Task to carry out: Find every line in the records below that contains the word "Serving", and copy each such line.

━━━ Dataset records

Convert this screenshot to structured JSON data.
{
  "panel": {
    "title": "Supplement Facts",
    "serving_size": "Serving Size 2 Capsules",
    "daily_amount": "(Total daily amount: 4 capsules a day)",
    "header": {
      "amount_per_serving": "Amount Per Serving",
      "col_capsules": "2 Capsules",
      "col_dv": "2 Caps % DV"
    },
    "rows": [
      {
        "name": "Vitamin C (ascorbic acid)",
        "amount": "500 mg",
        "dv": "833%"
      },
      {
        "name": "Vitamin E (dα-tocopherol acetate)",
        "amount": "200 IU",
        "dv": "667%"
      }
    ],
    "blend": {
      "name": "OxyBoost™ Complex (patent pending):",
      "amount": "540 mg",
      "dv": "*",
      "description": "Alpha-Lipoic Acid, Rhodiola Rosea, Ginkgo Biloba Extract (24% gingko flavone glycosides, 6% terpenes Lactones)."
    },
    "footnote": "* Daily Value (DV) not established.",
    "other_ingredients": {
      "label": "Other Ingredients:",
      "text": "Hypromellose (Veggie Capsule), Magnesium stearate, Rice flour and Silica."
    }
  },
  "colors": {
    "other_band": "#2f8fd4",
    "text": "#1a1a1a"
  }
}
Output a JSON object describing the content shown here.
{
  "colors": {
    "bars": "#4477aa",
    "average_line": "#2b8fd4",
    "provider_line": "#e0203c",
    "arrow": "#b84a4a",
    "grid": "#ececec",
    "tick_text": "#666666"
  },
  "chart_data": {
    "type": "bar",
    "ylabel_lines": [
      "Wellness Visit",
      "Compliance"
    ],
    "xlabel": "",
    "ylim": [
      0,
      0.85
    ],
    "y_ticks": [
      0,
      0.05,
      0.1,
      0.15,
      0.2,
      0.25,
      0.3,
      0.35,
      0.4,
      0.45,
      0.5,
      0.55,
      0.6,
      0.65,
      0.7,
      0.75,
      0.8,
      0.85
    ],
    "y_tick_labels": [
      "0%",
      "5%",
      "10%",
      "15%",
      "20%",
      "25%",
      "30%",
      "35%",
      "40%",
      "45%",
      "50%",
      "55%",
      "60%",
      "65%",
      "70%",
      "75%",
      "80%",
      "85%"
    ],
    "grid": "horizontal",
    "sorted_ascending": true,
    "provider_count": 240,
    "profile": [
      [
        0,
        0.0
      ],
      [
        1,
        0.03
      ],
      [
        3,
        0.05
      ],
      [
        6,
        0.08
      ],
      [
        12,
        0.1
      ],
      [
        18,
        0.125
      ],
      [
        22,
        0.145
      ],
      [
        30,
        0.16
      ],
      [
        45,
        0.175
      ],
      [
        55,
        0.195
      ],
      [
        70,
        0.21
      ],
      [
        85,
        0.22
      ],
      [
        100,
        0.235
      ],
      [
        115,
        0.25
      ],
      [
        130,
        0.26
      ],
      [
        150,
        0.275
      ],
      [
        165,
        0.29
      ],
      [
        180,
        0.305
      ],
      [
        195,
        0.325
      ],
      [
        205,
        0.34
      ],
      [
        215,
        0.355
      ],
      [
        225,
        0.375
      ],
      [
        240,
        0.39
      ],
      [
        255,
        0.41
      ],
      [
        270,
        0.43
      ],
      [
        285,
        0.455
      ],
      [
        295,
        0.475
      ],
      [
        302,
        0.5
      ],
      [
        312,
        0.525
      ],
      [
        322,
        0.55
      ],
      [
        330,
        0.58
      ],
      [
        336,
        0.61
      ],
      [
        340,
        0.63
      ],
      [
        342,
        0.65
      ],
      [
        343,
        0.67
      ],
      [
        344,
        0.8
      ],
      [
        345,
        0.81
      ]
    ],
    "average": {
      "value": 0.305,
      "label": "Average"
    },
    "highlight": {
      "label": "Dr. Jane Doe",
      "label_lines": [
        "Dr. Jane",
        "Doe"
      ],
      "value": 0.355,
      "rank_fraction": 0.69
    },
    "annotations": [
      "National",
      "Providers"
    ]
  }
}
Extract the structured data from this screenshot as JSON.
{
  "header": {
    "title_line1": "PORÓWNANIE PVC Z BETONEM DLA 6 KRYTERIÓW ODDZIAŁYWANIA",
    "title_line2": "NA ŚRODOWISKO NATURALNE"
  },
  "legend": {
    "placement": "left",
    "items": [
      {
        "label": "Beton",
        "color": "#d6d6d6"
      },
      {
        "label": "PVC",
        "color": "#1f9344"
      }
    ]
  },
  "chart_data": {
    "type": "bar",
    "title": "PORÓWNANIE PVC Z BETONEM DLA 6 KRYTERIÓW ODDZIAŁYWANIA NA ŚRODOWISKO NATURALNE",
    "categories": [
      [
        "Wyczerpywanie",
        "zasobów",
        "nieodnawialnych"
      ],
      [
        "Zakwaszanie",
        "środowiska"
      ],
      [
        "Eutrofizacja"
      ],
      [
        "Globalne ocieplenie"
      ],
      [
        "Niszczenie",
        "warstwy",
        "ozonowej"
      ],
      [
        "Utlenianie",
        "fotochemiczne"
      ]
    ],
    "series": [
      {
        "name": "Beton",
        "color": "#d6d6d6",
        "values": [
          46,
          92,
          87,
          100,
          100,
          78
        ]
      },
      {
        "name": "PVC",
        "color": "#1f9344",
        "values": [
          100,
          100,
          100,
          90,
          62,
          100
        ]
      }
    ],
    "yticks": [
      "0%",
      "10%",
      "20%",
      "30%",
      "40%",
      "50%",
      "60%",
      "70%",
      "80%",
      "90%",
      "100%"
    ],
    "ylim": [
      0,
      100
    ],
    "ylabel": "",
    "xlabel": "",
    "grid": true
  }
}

━━━━━━

Result of the exercise:
    "serving_size": "Serving Size 2 Capsules",
      "amount_per_serving": "Amount Per Serving",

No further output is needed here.